Figure collection entries:
+++

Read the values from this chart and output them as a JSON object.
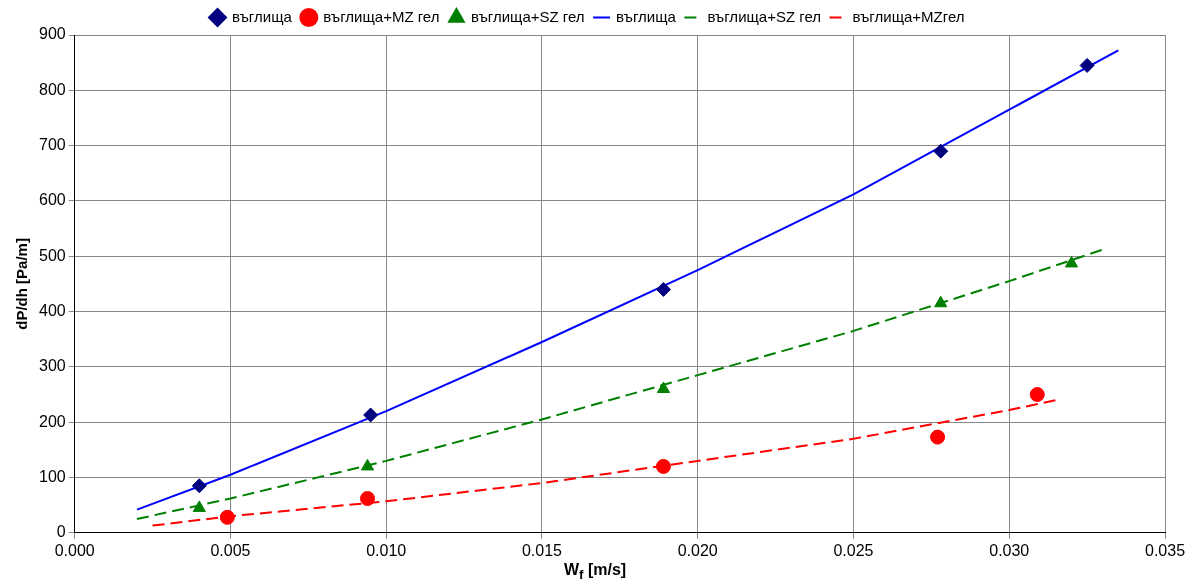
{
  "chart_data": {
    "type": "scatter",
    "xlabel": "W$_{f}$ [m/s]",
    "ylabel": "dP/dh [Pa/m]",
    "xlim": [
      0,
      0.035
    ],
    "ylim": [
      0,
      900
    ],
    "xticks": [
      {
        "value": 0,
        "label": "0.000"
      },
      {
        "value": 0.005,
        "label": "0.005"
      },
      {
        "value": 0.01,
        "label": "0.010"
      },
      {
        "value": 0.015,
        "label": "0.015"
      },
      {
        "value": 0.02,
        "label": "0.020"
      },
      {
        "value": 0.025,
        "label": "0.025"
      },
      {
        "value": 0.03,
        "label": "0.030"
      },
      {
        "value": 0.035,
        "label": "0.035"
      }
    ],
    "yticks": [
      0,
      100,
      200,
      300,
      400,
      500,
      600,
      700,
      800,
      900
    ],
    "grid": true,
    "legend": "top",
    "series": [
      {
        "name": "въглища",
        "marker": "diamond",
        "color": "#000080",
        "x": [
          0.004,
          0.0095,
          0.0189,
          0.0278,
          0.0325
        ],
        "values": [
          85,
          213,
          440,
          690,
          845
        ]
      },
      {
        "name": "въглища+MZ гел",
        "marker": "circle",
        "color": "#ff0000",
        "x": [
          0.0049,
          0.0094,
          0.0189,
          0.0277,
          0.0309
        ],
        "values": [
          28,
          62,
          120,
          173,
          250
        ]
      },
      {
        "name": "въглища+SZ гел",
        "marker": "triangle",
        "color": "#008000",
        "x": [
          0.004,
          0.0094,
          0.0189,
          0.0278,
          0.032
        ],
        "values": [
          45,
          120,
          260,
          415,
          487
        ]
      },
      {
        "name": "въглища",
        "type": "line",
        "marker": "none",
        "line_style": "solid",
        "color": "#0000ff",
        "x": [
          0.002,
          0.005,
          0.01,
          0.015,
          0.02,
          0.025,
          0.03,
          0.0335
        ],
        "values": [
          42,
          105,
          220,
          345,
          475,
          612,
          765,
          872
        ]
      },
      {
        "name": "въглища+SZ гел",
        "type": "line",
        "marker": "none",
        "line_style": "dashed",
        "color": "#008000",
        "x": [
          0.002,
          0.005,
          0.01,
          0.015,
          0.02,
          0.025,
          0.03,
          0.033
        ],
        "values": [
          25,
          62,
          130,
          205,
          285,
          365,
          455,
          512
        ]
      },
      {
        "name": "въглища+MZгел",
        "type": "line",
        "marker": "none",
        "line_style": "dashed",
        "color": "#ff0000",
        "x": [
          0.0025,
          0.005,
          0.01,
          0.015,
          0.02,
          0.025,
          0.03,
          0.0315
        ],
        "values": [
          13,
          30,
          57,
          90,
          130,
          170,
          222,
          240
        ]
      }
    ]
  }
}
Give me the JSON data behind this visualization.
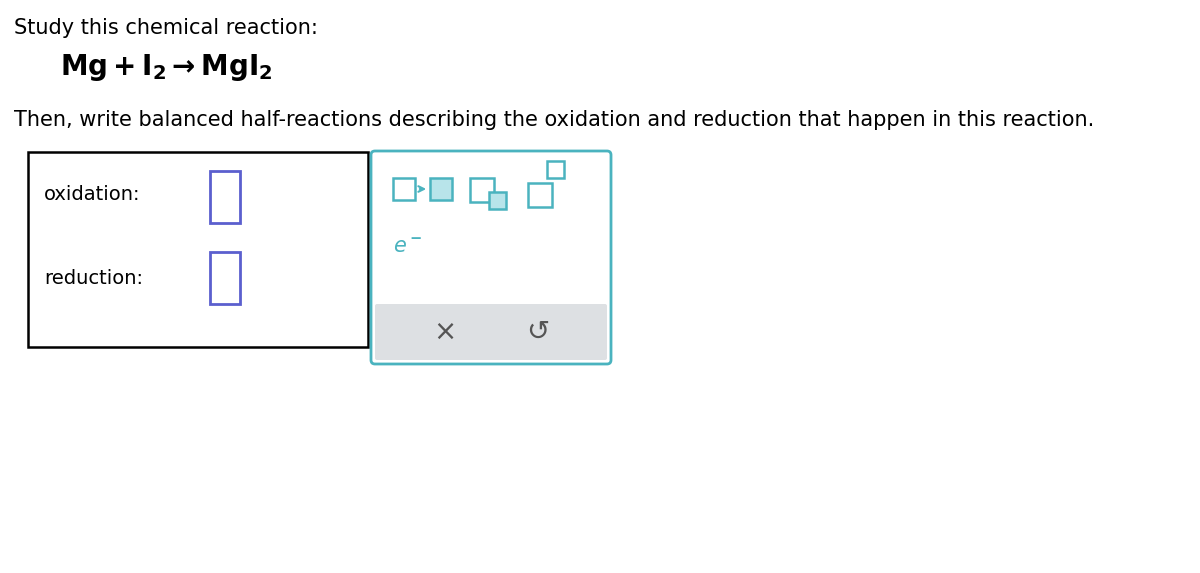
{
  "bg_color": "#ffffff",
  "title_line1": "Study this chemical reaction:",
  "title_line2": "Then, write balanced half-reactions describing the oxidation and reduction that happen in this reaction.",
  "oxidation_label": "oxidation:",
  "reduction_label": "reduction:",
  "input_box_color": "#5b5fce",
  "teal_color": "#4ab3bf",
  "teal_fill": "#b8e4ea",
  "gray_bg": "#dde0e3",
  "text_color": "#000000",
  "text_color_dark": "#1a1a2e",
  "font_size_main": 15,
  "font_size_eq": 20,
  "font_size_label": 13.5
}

+++

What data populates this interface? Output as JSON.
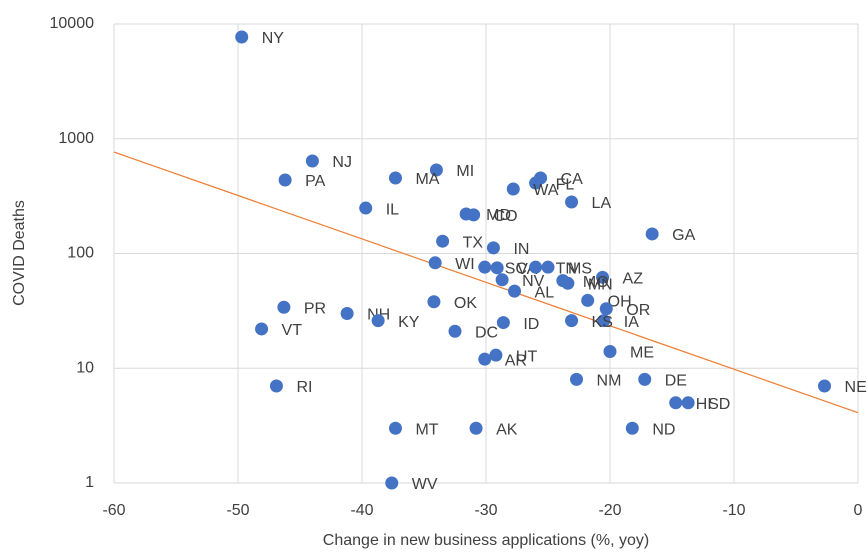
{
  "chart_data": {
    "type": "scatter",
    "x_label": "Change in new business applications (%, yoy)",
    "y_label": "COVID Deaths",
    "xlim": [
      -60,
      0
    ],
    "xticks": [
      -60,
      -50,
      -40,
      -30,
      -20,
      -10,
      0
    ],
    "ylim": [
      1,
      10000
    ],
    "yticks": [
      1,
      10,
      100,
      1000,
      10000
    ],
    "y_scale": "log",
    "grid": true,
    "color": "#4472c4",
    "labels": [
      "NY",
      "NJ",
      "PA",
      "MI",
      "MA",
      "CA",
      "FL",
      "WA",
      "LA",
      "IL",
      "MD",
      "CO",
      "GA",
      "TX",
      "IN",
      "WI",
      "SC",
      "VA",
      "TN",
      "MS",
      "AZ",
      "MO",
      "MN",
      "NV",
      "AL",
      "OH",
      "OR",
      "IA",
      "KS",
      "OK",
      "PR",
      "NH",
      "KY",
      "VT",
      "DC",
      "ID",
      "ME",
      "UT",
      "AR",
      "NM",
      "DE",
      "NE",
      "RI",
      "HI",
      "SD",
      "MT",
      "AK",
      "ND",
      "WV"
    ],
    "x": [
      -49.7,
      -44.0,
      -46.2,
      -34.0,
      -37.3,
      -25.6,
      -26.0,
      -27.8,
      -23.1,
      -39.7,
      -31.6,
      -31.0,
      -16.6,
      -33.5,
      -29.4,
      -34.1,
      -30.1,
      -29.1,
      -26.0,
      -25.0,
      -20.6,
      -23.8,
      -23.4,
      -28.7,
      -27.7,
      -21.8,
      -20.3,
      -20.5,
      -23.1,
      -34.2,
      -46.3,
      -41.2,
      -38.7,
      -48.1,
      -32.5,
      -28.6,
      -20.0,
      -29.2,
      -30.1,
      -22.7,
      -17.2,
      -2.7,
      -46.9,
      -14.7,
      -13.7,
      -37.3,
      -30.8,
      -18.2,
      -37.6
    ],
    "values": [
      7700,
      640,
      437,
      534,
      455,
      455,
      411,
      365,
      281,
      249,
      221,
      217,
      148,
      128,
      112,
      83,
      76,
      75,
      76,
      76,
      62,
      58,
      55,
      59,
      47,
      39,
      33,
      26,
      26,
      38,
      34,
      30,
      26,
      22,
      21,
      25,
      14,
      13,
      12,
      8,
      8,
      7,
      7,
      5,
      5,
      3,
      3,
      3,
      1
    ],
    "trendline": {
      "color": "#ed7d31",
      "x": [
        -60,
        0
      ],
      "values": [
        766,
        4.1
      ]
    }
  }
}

+++

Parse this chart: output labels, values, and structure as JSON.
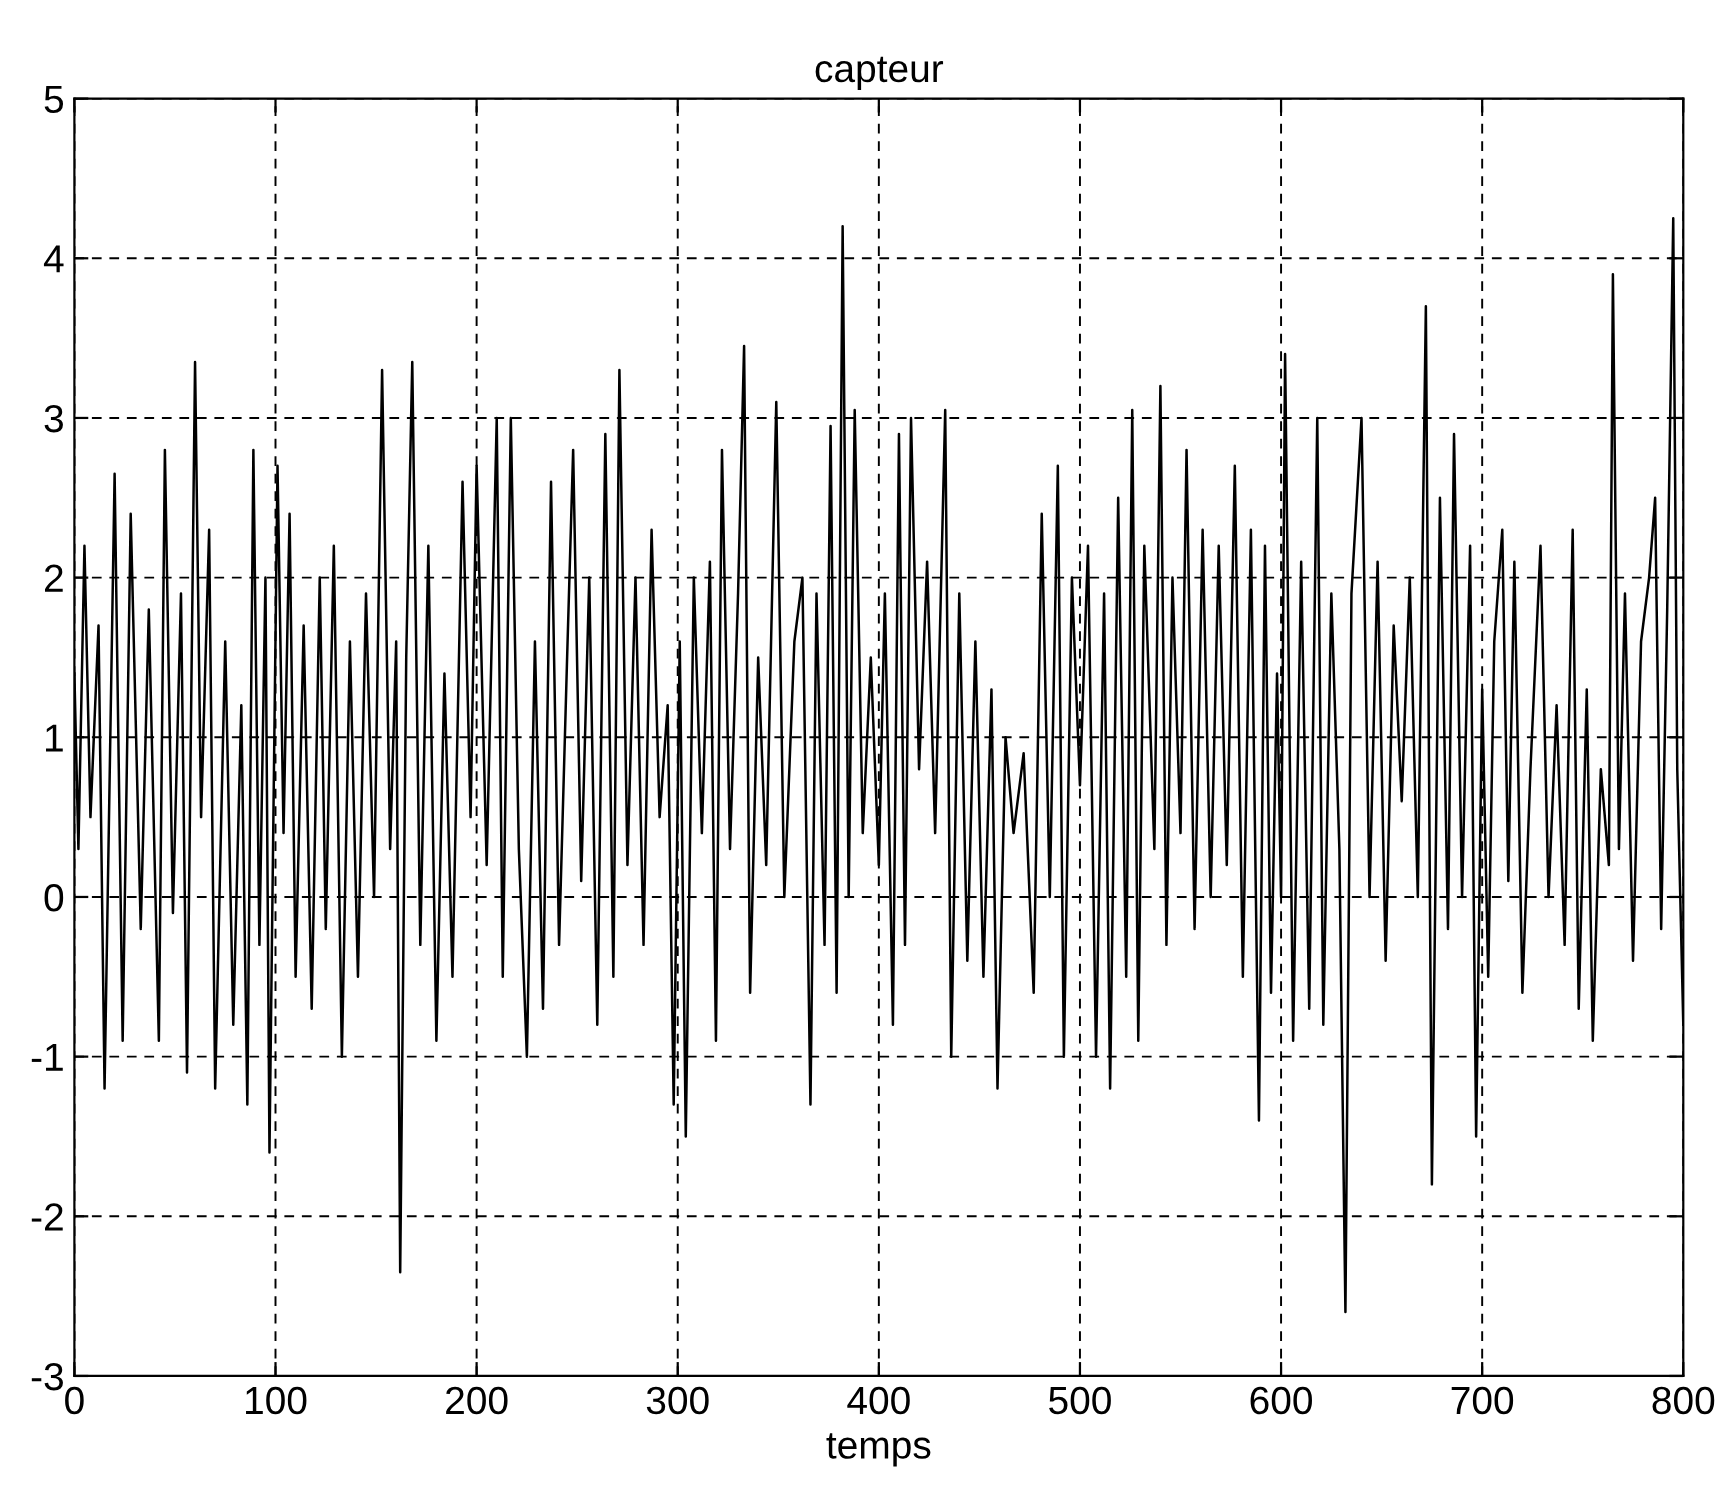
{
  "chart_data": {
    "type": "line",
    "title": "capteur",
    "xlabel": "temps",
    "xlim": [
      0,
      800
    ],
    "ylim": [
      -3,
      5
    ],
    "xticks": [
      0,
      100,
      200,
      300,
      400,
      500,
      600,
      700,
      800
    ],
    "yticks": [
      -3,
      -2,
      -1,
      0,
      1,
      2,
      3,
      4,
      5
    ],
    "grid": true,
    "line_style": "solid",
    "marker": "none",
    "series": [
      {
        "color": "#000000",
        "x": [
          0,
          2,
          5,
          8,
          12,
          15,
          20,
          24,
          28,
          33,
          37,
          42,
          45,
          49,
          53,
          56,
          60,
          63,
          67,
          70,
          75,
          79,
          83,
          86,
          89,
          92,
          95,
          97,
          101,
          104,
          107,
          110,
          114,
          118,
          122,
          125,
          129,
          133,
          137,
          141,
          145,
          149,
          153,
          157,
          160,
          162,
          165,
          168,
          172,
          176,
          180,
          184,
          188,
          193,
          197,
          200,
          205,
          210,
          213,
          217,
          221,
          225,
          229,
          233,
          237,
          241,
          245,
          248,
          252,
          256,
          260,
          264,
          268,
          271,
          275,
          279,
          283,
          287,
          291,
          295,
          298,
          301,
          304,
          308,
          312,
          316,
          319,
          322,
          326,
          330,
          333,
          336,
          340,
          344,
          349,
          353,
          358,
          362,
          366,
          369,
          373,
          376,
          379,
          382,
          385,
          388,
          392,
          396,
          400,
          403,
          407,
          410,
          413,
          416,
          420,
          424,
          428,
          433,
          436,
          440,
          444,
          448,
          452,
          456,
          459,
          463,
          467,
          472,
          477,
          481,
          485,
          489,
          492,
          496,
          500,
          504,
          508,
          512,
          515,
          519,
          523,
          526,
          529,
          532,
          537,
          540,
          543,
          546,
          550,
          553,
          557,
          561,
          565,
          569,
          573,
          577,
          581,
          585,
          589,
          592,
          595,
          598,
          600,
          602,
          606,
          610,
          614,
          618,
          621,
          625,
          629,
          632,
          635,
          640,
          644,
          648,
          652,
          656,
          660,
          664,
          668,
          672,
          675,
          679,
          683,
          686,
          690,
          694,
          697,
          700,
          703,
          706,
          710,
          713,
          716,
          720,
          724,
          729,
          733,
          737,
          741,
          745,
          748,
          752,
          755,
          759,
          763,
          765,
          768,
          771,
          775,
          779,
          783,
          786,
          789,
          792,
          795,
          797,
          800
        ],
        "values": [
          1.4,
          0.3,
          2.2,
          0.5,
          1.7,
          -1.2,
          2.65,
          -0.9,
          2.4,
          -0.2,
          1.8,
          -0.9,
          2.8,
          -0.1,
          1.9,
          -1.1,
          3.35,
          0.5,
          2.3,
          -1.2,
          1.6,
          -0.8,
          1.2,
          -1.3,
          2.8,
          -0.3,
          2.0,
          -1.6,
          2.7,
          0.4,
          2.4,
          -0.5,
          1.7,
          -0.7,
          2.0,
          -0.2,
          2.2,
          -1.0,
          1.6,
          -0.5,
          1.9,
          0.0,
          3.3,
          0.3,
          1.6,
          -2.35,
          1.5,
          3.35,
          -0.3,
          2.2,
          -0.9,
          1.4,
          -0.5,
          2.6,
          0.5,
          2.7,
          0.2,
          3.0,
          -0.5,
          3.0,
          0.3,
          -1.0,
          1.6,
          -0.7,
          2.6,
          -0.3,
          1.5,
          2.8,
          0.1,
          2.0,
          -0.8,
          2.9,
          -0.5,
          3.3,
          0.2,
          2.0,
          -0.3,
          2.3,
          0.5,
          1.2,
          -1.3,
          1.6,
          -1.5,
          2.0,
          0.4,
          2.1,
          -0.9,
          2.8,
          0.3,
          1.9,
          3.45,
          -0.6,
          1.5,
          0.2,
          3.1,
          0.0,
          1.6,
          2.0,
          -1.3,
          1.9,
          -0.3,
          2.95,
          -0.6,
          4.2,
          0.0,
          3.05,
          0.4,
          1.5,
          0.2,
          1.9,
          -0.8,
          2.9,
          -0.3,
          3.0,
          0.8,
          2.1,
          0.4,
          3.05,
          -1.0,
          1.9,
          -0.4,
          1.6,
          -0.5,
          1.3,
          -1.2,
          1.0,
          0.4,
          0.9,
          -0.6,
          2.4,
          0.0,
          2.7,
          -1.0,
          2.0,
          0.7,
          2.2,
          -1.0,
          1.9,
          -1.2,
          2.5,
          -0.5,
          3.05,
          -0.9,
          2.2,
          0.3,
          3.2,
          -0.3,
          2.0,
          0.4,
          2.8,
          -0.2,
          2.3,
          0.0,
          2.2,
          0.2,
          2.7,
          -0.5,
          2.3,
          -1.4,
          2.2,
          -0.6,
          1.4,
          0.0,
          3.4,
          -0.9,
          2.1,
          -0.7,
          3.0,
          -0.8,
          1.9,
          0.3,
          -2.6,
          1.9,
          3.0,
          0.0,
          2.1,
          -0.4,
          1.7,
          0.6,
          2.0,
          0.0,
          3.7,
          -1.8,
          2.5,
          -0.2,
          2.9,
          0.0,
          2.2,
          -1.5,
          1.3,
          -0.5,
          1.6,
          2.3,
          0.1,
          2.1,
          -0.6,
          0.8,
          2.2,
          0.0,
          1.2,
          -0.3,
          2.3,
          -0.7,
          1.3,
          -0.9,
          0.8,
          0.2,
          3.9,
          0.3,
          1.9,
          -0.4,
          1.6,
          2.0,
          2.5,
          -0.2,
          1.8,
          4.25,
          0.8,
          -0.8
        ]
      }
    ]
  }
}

+++

GIVEN EXERCISE: Search the entries for the word "this", then gather every line that has it.

WRITTEN ANSWER:
Read the values from this chart and output them as a JSON object.
Give me the JSON data behind this visualization.
  "title_line1": "Study this chemical reaction:",
  "title_line2": "Then, write balanced half-reactions describing the oxidation and reduction that happen in this reaction.",
What data populates this interface? Output as JSON.
Parse this chart: output labels, values, and structure as JSON.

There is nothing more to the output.